• **Given request**: From the entries below, gather each line containing the word "febbraio".

• **Given information**:
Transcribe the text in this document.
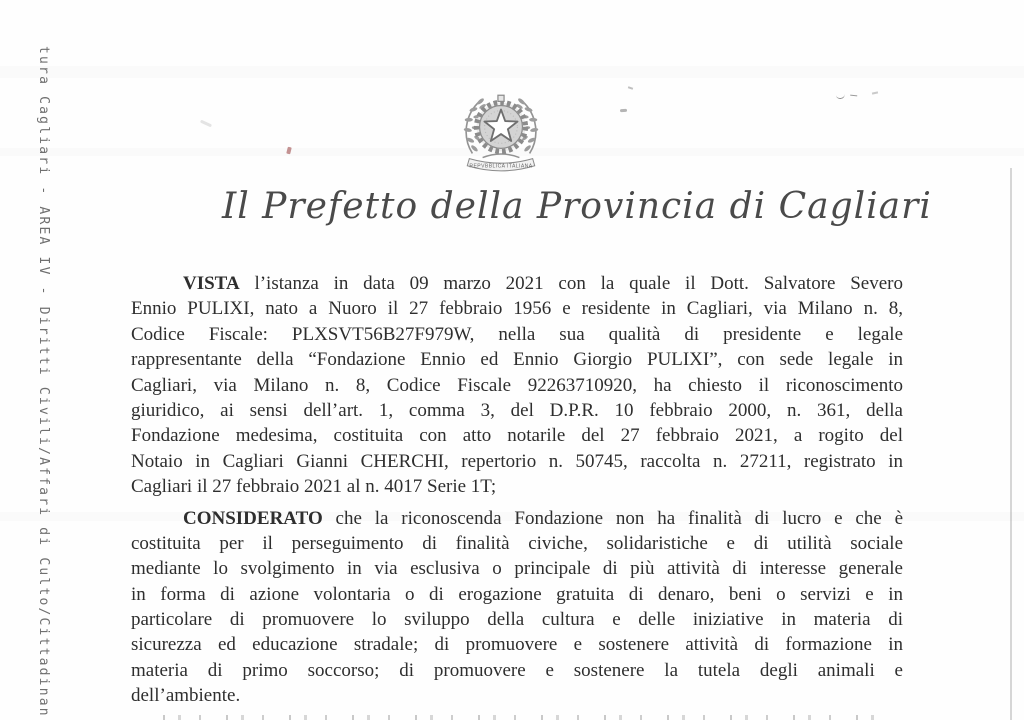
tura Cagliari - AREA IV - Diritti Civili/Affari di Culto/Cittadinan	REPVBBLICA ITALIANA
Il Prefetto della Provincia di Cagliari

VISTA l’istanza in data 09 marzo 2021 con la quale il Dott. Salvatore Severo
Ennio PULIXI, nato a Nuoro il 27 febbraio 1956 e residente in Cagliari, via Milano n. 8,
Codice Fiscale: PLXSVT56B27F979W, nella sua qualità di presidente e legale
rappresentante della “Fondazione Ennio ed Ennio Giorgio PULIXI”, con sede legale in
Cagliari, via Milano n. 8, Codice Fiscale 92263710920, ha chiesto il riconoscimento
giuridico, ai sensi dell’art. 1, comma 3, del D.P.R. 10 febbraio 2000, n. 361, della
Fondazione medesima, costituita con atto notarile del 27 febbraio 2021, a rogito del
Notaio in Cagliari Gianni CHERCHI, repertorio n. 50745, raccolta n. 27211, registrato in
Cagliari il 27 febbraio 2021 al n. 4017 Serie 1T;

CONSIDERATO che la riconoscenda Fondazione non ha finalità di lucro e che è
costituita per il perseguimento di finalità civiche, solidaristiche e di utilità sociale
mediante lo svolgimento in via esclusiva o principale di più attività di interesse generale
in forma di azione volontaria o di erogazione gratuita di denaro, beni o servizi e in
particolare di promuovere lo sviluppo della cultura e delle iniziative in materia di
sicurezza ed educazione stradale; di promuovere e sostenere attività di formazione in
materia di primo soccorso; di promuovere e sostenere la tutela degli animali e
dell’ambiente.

* * *

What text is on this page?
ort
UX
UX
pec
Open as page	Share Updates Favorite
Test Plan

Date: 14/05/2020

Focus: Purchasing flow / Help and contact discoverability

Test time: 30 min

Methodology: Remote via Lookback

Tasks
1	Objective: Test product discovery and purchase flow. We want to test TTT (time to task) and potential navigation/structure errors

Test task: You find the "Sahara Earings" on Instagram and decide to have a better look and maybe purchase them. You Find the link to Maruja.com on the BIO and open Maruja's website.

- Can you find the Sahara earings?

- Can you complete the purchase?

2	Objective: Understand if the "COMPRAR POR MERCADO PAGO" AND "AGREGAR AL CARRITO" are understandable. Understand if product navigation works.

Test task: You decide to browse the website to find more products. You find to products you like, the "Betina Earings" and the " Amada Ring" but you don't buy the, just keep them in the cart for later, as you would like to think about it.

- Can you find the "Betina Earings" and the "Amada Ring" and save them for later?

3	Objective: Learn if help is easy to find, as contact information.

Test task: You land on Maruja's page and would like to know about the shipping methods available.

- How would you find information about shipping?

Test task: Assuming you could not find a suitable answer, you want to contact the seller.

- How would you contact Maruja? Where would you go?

• **Complete response**:
Ennio PULIXI, nato a Nuoro il 27 febbraio 1956 e residente in Cagliari, via Milano n. 8,
giuridico, ai sensi dell’art. 1, comma 3, del D.P.R. 10 febbraio 2000, n. 361, della
Fondazione medesima, costituita con atto notarile del 27 febbraio 2021, a rogito del
Cagliari il 27 febbraio 2021 al n. 4017 Serie 1T;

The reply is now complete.